== DATA PROVIDED ==

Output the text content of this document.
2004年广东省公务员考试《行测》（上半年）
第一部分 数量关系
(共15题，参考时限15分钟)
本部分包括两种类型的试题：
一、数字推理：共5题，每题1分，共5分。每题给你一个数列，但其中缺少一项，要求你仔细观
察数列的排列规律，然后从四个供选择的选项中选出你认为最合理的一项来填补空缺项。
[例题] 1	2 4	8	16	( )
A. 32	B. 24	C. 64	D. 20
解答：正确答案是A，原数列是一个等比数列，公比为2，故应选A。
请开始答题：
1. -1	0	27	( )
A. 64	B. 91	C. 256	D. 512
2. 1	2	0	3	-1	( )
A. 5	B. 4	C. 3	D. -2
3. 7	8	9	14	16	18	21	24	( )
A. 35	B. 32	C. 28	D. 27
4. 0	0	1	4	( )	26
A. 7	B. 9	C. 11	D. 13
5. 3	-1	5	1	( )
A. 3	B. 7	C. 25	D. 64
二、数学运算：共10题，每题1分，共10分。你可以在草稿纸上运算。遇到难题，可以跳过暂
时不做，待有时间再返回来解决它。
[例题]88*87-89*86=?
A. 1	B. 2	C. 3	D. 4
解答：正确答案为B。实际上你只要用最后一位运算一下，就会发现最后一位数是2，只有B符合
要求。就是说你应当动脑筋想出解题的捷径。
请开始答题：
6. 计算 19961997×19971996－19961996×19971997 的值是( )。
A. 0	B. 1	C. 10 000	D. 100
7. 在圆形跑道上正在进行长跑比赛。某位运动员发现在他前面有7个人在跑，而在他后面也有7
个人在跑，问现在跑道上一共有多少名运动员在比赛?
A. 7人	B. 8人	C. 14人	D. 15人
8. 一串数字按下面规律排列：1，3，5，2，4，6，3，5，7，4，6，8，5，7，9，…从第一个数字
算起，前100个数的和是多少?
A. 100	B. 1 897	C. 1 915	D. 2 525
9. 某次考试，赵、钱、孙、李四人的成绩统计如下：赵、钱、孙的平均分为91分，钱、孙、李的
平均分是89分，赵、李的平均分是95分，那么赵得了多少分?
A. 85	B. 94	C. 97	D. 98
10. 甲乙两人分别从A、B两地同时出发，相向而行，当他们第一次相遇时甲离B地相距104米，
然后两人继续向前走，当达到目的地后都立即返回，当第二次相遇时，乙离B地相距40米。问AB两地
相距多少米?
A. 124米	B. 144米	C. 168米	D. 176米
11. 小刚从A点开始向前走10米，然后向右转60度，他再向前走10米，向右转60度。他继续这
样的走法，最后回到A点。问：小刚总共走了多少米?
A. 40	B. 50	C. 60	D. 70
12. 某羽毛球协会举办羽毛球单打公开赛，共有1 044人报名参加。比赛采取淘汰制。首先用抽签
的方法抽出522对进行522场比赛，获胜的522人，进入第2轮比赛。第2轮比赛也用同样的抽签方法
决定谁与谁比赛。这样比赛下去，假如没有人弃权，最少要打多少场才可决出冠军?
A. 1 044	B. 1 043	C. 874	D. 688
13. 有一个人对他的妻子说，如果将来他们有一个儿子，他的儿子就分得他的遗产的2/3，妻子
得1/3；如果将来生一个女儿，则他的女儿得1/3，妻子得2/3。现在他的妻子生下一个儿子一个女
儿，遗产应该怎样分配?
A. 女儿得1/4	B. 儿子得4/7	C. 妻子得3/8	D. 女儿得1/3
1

===

**EXERCISE:**
Repeat the data exactly. Leave nothing out.

**EXERCISE SOLUTION:**
Output the text content of this document.
2004年广东省公务员考试《行测》（上半年）
第一部分 数量关系
(共15题，参考时限15分钟)
本部分包括两种类型的试题：
一、数字推理：共5题，每题1分，共5分。每题给你一个数列，但其中缺少一项，要求你仔细观
察数列的排列规律，然后从四个供选择的选项中选出你认为最合理的一项来填补空缺项。
[例题] 1	2 4	8	16	( )
A. 32	B. 24	C. 64	D. 20
解答：正确答案是A，原数列是一个等比数列，公比为2，故应选A。
请开始答题：
1. -1	0	27	( )
A. 64	B. 91	C. 256	D. 512
2. 1	2	0	3	-1	( )
A. 5	B. 4	C. 3	D. -2
3. 7	8	9	14	16	18	21	24	( )
A. 35	B. 32	C. 28	D. 27
4. 0	0	1	4	( )	26
A. 7	B. 9	C. 11	D. 13
5. 3	-1	5	1	( )
A. 3	B. 7	C. 25	D. 64
二、数学运算：共10题，每题1分，共10分。你可以在草稿纸上运算。遇到难题，可以跳过暂
时不做，待有时间再返回来解决它。
[例题]88*87-89*86=?
A. 1	B. 2	C. 3	D. 4
解答：正确答案为B。实际上你只要用最后一位运算一下，就会发现最后一位数是2，只有B符合
要求。就是说你应当动脑筋想出解题的捷径。
请开始答题：
6. 计算 19961997×19971996－19961996×19971997 的值是( )。
A. 0	B. 1	C. 10 000	D. 100
7. 在圆形跑道上正在进行长跑比赛。某位运动员发现在他前面有7个人在跑，而在他后面也有7
个人在跑，问现在跑道上一共有多少名运动员在比赛?
A. 7人	B. 8人	C. 14人	D. 15人
8. 一串数字按下面规律排列：1，3，5，2，4，6，3，5，7，4，6，8，5，7，9，…从第一个数字
算起，前100个数的和是多少?
A. 100	B. 1 897	C. 1 915	D. 2 525
9. 某次考试，赵、钱、孙、李四人的成绩统计如下：赵、钱、孙的平均分为91分，钱、孙、李的
平均分是89分，赵、李的平均分是95分，那么赵得了多少分?
A. 85	B. 94	C. 97	D. 98
10. 甲乙两人分别从A、B两地同时出发，相向而行，当他们第一次相遇时甲离B地相距104米，
然后两人继续向前走，当达到目的地后都立即返回，当第二次相遇时，乙离B地相距40米。问AB两地
相距多少米?
A. 124米	B. 144米	C. 168米	D. 176米
11. 小刚从A点开始向前走10米，然后向右转60度，他再向前走10米，向右转60度。他继续这
样的走法，最后回到A点。问：小刚总共走了多少米?
A. 40	B. 50	C. 60	D. 70
12. 某羽毛球协会举办羽毛球单打公开赛，共有1 044人报名参加。比赛采取淘汰制。首先用抽签
的方法抽出522对进行522场比赛，获胜的522人，进入第2轮比赛。第2轮比赛也用同样的抽签方法
决定谁与谁比赛。这样比赛下去，假如没有人弃权，最少要打多少场才可决出冠军?
A. 1 044	B. 1 043	C. 874	D. 688
13. 有一个人对他的妻子说，如果将来他们有一个儿子，他的儿子就分得他的遗产的2/3，妻子
得1/3；如果将来生一个女儿，则他的女儿得1/3，妻子得2/3。现在他的妻子生下一个儿子一个女
儿，遗产应该怎样分配?
A. 女儿得1/4	B. 儿子得4/7	C. 妻子得3/8	D. 女儿得1/3
1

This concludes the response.